▶ Task goal
Retype each line exactly. Skip images.

▶ A run of records

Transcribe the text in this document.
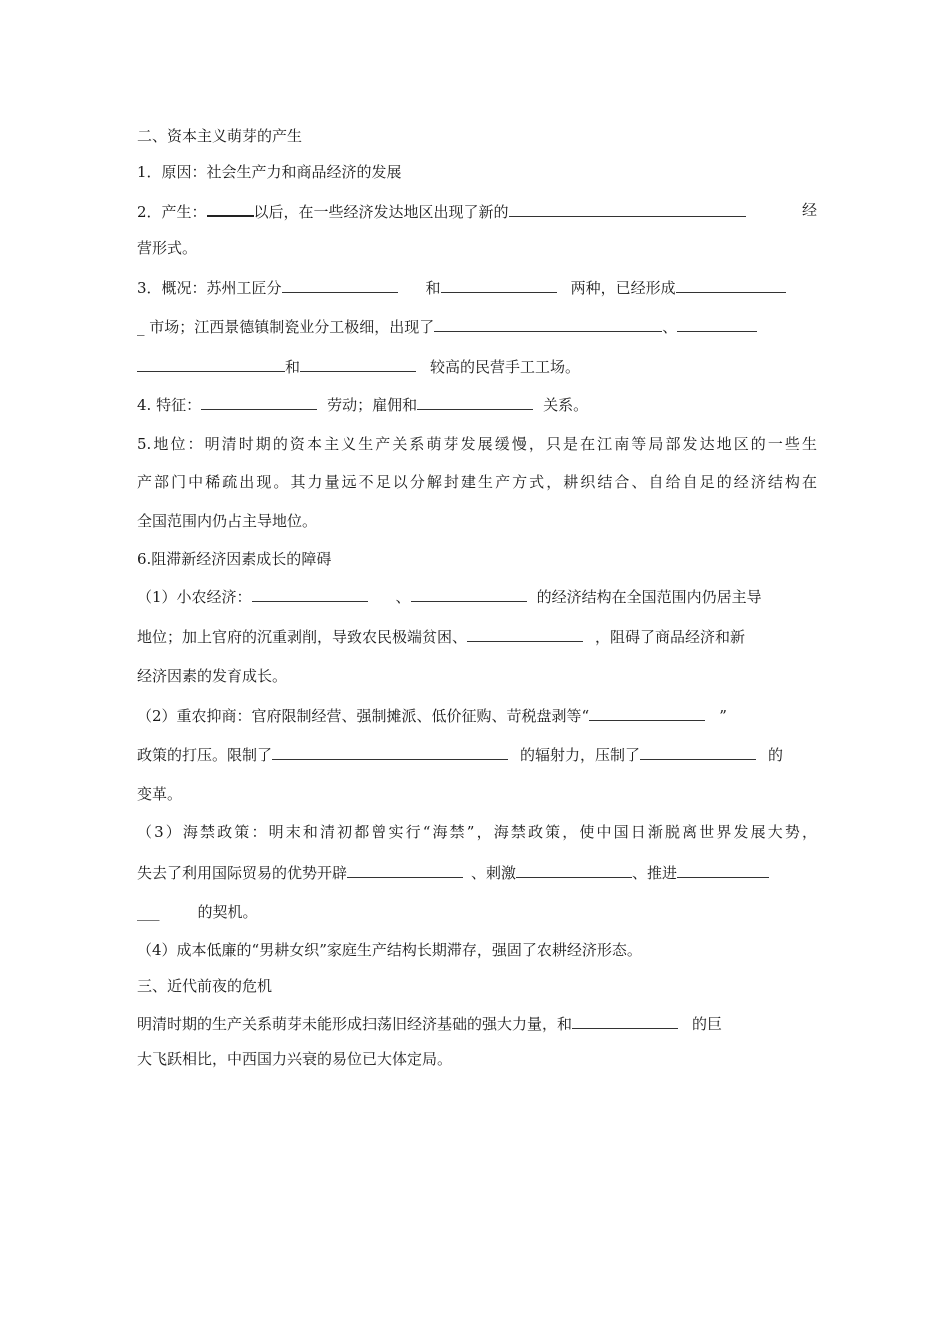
二、资本主义萌芽的产生
1．原因：社会生产力和商品经济的发展
2．产生：	以后，在一些经济发达地区出现了新的	经
营形式。
3．概况：苏州工匠分	和	两种，已经形成
_ 市场；江西景德镇制瓷业分工极细，出现了	、
和	较高的民营手工工场。
4. 特征：	劳动；雇佣和	关系。
5.地位：明清时期的资本主义生产关系萌芽发展缓慢，只是在江南等局部发达地区的一些生
产部门中稀疏出现。其力量远不足以分解封建生产方式，耕织结合、自给自足的经济结构在
全国范围内仍占主导地位。
6.阻滞新经济因素成长的障碍
（1）小农经济：	、	的经济结构在全国范围内仍居主导
地位；加上官府的沉重剥削，导致农民极端贫困、	，阻碍了商品经济和新
经济因素的发育成长。
（2）重农抑商：官府限制经营、强制摊派、低价征购、苛税盘剥等“	”
政策的打压。限制了	的辐射力，压制了	的
变革。
（3）海禁政策：明末和清初都曾实行“海禁”，海禁政策，使中国日渐脱离世界发展大势，
失去了利用国际贸易的优势开辟	、刺激	、推进
___	的契机。
（4）成本低廉的“男耕女织”家庭生产结构长期滞存，强固了农耕经济形态。
三、近代前夜的危机
明清时期的生产关系萌芽未能形成扫荡旧经济基础的强大力量，和	的巨
大飞跃相比，中西国力兴衰的易位已大体定局。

▶ Expected answer
Transcribe the text in this document.
二、资本主义萌芽的产生
1．原因：社会生产力和商品经济的发展
2．产生：	以后，在一些经济发达地区出现了新的	经
营形式。
3．概况：苏州工匠分	和	两种，已经形成
_ 市场；江西景德镇制瓷业分工极细，出现了	、
和	较高的民营手工工场。
4. 特征：	劳动；雇佣和	关系。
5.地位：明清时期的资本主义生产关系萌芽发展缓慢，只是在江南等局部发达地区的一些生
产部门中稀疏出现。其力量远不足以分解封建生产方式，耕织结合、自给自足的经济结构在
全国范围内仍占主导地位。
6.阻滞新经济因素成长的障碍
（1）小农经济：	、	的经济结构在全国范围内仍居主导
地位；加上官府的沉重剥削，导致农民极端贫困、	，阻碍了商品经济和新
经济因素的发育成长。
（2）重农抑商：官府限制经营、强制摊派、低价征购、苛税盘剥等“	”
政策的打压。限制了	的辐射力，压制了	的
变革。
（3）海禁政策：明末和清初都曾实行“海禁”，海禁政策，使中国日渐脱离世界发展大势，
失去了利用国际贸易的优势开辟	、刺激	、推进
___	的契机。
（4）成本低廉的“男耕女织”家庭生产结构长期滞存，强固了农耕经济形态。
三、近代前夜的危机
明清时期的生产关系萌芽未能形成扫荡旧经济基础的强大力量，和	的巨
大飞跃相比，中西国力兴衰的易位已大体定局。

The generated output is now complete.